## Your instructions
Transcribe each record below word for word.

[Entries with figure data]
════════════════

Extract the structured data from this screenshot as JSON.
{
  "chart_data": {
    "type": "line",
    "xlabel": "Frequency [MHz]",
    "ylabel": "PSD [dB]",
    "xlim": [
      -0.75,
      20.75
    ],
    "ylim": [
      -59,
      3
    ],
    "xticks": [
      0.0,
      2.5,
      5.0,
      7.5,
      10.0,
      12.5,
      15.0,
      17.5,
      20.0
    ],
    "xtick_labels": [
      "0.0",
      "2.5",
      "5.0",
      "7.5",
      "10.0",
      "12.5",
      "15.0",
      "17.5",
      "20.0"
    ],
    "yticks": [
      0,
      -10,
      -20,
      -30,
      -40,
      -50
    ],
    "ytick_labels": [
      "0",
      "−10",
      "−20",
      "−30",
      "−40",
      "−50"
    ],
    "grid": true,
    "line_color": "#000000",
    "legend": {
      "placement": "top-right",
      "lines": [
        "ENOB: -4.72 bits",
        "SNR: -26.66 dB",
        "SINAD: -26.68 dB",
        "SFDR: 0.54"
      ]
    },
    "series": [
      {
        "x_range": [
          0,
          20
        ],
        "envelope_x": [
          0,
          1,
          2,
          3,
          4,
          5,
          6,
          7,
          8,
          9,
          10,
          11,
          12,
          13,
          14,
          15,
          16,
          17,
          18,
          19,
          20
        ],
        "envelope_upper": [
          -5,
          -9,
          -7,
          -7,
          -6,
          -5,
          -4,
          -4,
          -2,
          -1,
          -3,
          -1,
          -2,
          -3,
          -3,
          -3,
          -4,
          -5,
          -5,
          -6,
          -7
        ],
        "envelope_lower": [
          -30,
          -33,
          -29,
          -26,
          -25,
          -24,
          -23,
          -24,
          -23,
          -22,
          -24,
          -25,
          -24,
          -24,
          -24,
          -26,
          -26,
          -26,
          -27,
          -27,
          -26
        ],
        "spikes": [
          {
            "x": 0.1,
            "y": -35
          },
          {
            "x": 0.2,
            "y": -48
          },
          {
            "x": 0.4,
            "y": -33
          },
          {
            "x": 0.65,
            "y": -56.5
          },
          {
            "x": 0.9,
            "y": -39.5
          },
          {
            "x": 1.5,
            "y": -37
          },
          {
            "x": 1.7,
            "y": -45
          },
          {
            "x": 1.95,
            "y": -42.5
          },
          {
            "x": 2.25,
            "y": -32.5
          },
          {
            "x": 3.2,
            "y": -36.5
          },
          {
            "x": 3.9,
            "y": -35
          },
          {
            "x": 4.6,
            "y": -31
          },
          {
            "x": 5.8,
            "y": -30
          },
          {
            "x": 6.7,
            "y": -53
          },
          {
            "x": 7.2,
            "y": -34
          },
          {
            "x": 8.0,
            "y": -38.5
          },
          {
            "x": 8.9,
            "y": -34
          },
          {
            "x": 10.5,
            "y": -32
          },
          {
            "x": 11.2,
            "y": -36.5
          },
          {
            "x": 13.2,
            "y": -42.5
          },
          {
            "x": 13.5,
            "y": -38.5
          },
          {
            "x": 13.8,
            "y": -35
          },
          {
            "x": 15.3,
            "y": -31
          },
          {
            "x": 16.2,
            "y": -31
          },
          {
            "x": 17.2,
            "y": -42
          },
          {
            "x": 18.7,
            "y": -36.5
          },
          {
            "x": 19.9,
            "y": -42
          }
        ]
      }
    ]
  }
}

════════════════

## Written response
Extract the structured data from this screenshot as JSON.
{
  "chart_data": {
    "type": "line",
    "xlabel": "Frequency [MHz]",
    "ylabel": "PSD [dB]",
    "xlim": [
      -0.75,
      20.75
    ],
    "ylim": [
      -59,
      3
    ],
    "xticks": [
      0.0,
      2.5,
      5.0,
      7.5,
      10.0,
      12.5,
      15.0,
      17.5,
      20.0
    ],
    "xtick_labels": [
      "0.0",
      "2.5",
      "5.0",
      "7.5",
      "10.0",
      "12.5",
      "15.0",
      "17.5",
      "20.0"
    ],
    "yticks": [
      0,
      -10,
      -20,
      -30,
      -40,
      -50
    ],
    "ytick_labels": [
      "0",
      "−10",
      "−20",
      "−30",
      "−40",
      "−50"
    ],
    "grid": true,
    "line_color": "#000000",
    "legend": {
      "placement": "top-right",
      "lines": [
        "ENOB: -4.72 bits",
        "SNR: -26.66 dB",
        "SINAD: -26.68 dB",
        "SFDR: 0.54"
      ]
    },
    "series": [
      {
        "x_range": [
          0,
          20
        ],
        "envelope_x": [
          0,
          1,
          2,
          3,
          4,
          5,
          6,
          7,
          8,
          9,
          10,
          11,
          12,
          13,
          14,
          15,
          16,
          17,
          18,
          19,
          20
        ],
        "envelope_upper": [
          -5,
          -9,
          -7,
          -7,
          -6,
          -5,
          -4,
          -4,
          -2,
          -1,
          -3,
          -1,
          -2,
          -3,
          -3,
          -3,
          -4,
          -5,
          -5,
          -6,
          -7
        ],
        "envelope_lower": [
          -30,
          -33,
          -29,
          -26,
          -25,
          -24,
          -23,
          -24,
          -23,
          -22,
          -24,
          -25,
          -24,
          -24,
          -24,
          -26,
          -26,
          -26,
          -27,
          -27,
          -26
        ],
        "spikes": [
          {
            "x": 0.1,
            "y": -35
          },
          {
            "x": 0.2,
            "y": -48
          },
          {
            "x": 0.4,
            "y": -33
          },
          {
            "x": 0.65,
            "y": -56.5
          },
          {
            "x": 0.9,
            "y": -39.5
          },
          {
            "x": 1.5,
            "y": -37
          },
          {
            "x": 1.7,
            "y": -45
          },
          {
            "x": 1.95,
            "y": -42.5
          },
          {
            "x": 2.25,
            "y": -32.5
          },
          {
            "x": 3.2,
            "y": -36.5
          },
          {
            "x": 3.9,
            "y": -35
          },
          {
            "x": 4.6,
            "y": -31
          },
          {
            "x": 5.8,
            "y": -30
          },
          {
            "x": 6.7,
            "y": -53
          },
          {
            "x": 7.2,
            "y": -34
          },
          {
            "x": 8.0,
            "y": -38.5
          },
          {
            "x": 8.9,
            "y": -34
          },
          {
            "x": 10.5,
            "y": -32
          },
          {
            "x": 11.2,
            "y": -36.5
          },
          {
            "x": 13.2,
            "y": -42.5
          },
          {
            "x": 13.5,
            "y": -38.5
          },
          {
            "x": 13.8,
            "y": -35
          },
          {
            "x": 15.3,
            "y": -31
          },
          {
            "x": 16.2,
            "y": -31
          },
          {
            "x": 17.2,
            "y": -42
          },
          {
            "x": 18.7,
            "y": -36.5
          },
          {
            "x": 19.9,
            "y": -42
          }
        ]
      }
    ]
  }
}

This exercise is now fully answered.